*WHAT YOU HAVE TO DO*:
Could you write out the records below exactly as they appear?

Dataset records:
┄┄┄┄┄┄┄┄┄┄┄┄┄┄┄┄┄┄┄┄

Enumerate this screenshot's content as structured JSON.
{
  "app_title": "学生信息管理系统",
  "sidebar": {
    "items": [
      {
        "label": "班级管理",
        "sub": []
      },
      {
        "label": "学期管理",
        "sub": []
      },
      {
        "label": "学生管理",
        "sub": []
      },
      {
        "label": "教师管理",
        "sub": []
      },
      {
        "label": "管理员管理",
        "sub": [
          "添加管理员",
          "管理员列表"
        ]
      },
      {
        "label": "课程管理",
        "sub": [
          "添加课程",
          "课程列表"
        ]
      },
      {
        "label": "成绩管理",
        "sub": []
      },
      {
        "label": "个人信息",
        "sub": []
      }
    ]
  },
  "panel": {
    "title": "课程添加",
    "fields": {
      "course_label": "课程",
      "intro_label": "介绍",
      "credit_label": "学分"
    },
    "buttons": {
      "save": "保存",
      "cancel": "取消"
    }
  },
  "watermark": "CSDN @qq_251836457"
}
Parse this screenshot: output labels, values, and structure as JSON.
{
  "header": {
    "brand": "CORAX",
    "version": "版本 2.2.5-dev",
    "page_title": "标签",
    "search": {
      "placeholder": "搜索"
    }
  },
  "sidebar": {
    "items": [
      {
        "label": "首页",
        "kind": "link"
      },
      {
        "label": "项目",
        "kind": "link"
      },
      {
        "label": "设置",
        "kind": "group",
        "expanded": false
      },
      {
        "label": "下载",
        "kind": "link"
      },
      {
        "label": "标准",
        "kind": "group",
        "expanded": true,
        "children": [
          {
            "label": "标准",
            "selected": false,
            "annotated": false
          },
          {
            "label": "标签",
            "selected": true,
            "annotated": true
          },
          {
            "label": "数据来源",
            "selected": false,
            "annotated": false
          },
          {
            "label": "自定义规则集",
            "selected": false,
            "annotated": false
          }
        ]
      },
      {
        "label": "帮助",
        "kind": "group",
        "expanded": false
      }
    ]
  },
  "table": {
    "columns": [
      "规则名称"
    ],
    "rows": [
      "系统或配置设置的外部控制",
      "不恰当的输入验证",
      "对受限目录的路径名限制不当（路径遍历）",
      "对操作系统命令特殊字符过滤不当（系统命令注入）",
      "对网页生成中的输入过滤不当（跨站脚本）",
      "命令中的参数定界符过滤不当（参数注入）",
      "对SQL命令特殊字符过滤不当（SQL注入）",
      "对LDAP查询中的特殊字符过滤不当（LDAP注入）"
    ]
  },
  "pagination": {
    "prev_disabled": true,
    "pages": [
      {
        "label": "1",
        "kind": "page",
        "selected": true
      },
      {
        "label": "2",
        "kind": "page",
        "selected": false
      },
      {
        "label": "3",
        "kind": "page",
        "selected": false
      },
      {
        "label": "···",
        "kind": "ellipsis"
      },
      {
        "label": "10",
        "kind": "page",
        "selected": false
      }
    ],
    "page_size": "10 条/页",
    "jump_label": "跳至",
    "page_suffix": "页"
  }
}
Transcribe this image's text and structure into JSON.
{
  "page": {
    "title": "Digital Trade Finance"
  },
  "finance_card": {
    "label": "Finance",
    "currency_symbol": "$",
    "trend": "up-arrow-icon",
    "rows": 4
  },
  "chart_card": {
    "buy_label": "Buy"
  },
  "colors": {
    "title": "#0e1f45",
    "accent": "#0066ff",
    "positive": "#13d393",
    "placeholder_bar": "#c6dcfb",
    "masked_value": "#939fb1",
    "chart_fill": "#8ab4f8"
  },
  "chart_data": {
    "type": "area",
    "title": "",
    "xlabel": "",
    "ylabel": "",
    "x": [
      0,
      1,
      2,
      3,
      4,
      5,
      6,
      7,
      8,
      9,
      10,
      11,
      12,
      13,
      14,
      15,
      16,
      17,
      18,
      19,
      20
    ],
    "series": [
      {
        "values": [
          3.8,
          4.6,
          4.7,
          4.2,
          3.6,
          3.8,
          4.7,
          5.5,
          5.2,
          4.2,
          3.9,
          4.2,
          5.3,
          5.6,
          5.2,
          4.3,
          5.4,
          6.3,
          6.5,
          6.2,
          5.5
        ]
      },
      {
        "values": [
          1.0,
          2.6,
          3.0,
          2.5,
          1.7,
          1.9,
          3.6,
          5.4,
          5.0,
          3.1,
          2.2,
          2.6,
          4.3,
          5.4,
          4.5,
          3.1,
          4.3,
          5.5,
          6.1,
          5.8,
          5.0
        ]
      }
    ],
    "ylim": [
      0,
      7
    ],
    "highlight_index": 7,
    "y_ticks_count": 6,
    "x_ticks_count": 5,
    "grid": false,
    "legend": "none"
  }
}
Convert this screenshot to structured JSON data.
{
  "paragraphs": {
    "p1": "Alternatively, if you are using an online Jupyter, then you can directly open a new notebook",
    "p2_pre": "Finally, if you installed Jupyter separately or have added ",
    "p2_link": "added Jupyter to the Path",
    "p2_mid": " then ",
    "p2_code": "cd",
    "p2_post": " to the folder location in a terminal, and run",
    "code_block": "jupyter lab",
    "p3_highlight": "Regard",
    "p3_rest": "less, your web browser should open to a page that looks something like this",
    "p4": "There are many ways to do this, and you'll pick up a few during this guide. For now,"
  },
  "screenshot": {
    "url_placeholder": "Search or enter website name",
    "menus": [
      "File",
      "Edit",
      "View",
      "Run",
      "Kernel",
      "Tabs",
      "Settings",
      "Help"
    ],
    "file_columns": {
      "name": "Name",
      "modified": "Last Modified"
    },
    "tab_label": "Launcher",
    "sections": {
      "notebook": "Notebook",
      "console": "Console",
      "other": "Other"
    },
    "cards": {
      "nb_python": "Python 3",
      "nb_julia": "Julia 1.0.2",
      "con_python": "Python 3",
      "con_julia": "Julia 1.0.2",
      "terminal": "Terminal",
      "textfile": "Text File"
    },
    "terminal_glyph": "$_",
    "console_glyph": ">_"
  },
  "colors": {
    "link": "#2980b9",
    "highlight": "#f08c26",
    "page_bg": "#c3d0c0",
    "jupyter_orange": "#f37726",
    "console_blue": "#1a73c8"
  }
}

┄┄┄┄┄┄┄┄┄┄┄┄┄┄┄┄┄┄┄┄

*SOLUTION TO THIS EXERCISE*:
Enumerate this screenshot's content as structured JSON.
{
  "app_title": "学生信息管理系统",
  "sidebar": {
    "items": [
      {
        "label": "班级管理",
        "sub": []
      },
      {
        "label": "学期管理",
        "sub": []
      },
      {
        "label": "学生管理",
        "sub": []
      },
      {
        "label": "教师管理",
        "sub": []
      },
      {
        "label": "管理员管理",
        "sub": [
          "添加管理员",
          "管理员列表"
        ]
      },
      {
        "label": "课程管理",
        "sub": [
          "添加课程",
          "课程列表"
        ]
      },
      {
        "label": "成绩管理",
        "sub": []
      },
      {
        "label": "个人信息",
        "sub": []
      }
    ]
  },
  "panel": {
    "title": "课程添加",
    "fields": {
      "course_label": "课程",
      "intro_label": "介绍",
      "credit_label": "学分"
    },
    "buttons": {
      "save": "保存",
      "cancel": "取消"
    }
  },
  "watermark": "CSDN @qq_251836457"
}
Parse this screenshot: output labels, values, and structure as JSON.
{
  "header": {
    "brand": "CORAX",
    "version": "版本 2.2.5-dev",
    "page_title": "标签",
    "search": {
      "placeholder": "搜索"
    }
  },
  "sidebar": {
    "items": [
      {
        "label": "首页",
        "kind": "link"
      },
      {
        "label": "项目",
        "kind": "link"
      },
      {
        "label": "设置",
        "kind": "group",
        "expanded": false
      },
      {
        "label": "下载",
        "kind": "link"
      },
      {
        "label": "标准",
        "kind": "group",
        "expanded": true,
        "children": [
          {
            "label": "标准",
            "selected": false,
            "annotated": false
          },
          {
            "label": "标签",
            "selected": true,
            "annotated": true
          },
          {
            "label": "数据来源",
            "selected": false,
            "annotated": false
          },
          {
            "label": "自定义规则集",
            "selected": false,
            "annotated": false
          }
        ]
      },
      {
        "label": "帮助",
        "kind": "group",
        "expanded": false
      }
    ]
  },
  "table": {
    "columns": [
      "规则名称"
    ],
    "rows": [
      "系统或配置设置的外部控制",
      "不恰当的输入验证",
      "对受限目录的路径名限制不当（路径遍历）",
      "对操作系统命令特殊字符过滤不当（系统命令注入）",
      "对网页生成中的输入过滤不当（跨站脚本）",
      "命令中的参数定界符过滤不当（参数注入）",
      "对SQL命令特殊字符过滤不当（SQL注入）",
      "对LDAP查询中的特殊字符过滤不当（LDAP注入）"
    ]
  },
  "pagination": {
    "prev_disabled": true,
    "pages": [
      {
        "label": "1",
        "kind": "page",
        "selected": true
      },
      {
        "label": "2",
        "kind": "page",
        "selected": false
      },
      {
        "label": "3",
        "kind": "page",
        "selected": false
      },
      {
        "label": "···",
        "kind": "ellipsis"
      },
      {
        "label": "10",
        "kind": "page",
        "selected": false
      }
    ],
    "page_size": "10 条/页",
    "jump_label": "跳至",
    "page_suffix": "页"
  }
}
Transcribe this image's text and structure into JSON.
{
  "page": {
    "title": "Digital Trade Finance"
  },
  "finance_card": {
    "label": "Finance",
    "currency_symbol": "$",
    "trend": "up-arrow-icon",
    "rows": 4
  },
  "chart_card": {
    "buy_label": "Buy"
  },
  "colors": {
    "title": "#0e1f45",
    "accent": "#0066ff",
    "positive": "#13d393",
    "placeholder_bar": "#c6dcfb",
    "masked_value": "#939fb1",
    "chart_fill": "#8ab4f8"
  },
  "chart_data": {
    "type": "area",
    "title": "",
    "xlabel": "",
    "ylabel": "",
    "x": [
      0,
      1,
      2,
      3,
      4,
      5,
      6,
      7,
      8,
      9,
      10,
      11,
      12,
      13,
      14,
      15,
      16,
      17,
      18,
      19,
      20
    ],
    "series": [
      {
        "values": [
          3.8,
          4.6,
          4.7,
          4.2,
          3.6,
          3.8,
          4.7,
          5.5,
          5.2,
          4.2,
          3.9,
          4.2,
          5.3,
          5.6,
          5.2,
          4.3,
          5.4,
          6.3,
          6.5,
          6.2,
          5.5
        ]
      },
      {
        "values": [
          1.0,
          2.6,
          3.0,
          2.5,
          1.7,
          1.9,
          3.6,
          5.4,
          5.0,
          3.1,
          2.2,
          2.6,
          4.3,
          5.4,
          4.5,
          3.1,
          4.3,
          5.5,
          6.1,
          5.8,
          5.0
        ]
      }
    ],
    "ylim": [
      0,
      7
    ],
    "highlight_index": 7,
    "y_ticks_count": 6,
    "x_ticks_count": 5,
    "grid": false,
    "legend": "none"
  }
}
Convert this screenshot to structured JSON data.
{
  "paragraphs": {
    "p1": "Alternatively, if you are using an online Jupyter, then you can directly open a new notebook",
    "p2_pre": "Finally, if you installed Jupyter separately or have added ",
    "p2_link": "added Jupyter to the Path",
    "p2_mid": " then ",
    "p2_code": "cd",
    "p2_post": " to the folder location in a terminal, and run",
    "code_block": "jupyter lab",
    "p3_highlight": "Regard",
    "p3_rest": "less, your web browser should open to a page that looks something like this",
    "p4": "There are many ways to do this, and you'll pick up a few during this guide. For now,"
  },
  "screenshot": {
    "url_placeholder": "Search or enter website name",
    "menus": [
      "File",
      "Edit",
      "View",
      "Run",
      "Kernel",
      "Tabs",
      "Settings",
      "Help"
    ],
    "file_columns": {
      "name": "Name",
      "modified": "Last Modified"
    },
    "tab_label": "Launcher",
    "sections": {
      "notebook": "Notebook",
      "console": "Console",
      "other": "Other"
    },
    "cards": {
      "nb_python": "Python 3",
      "nb_julia": "Julia 1.0.2",
      "con_python": "Python 3",
      "con_julia": "Julia 1.0.2",
      "terminal": "Terminal",
      "textfile": "Text File"
    },
    "terminal_glyph": "$_",
    "console_glyph": ">_"
  },
  "colors": {
    "link": "#2980b9",
    "highlight": "#f08c26",
    "page_bg": "#c3d0c0",
    "jupyter_orange": "#f37726",
    "console_blue": "#1a73c8"
  }
}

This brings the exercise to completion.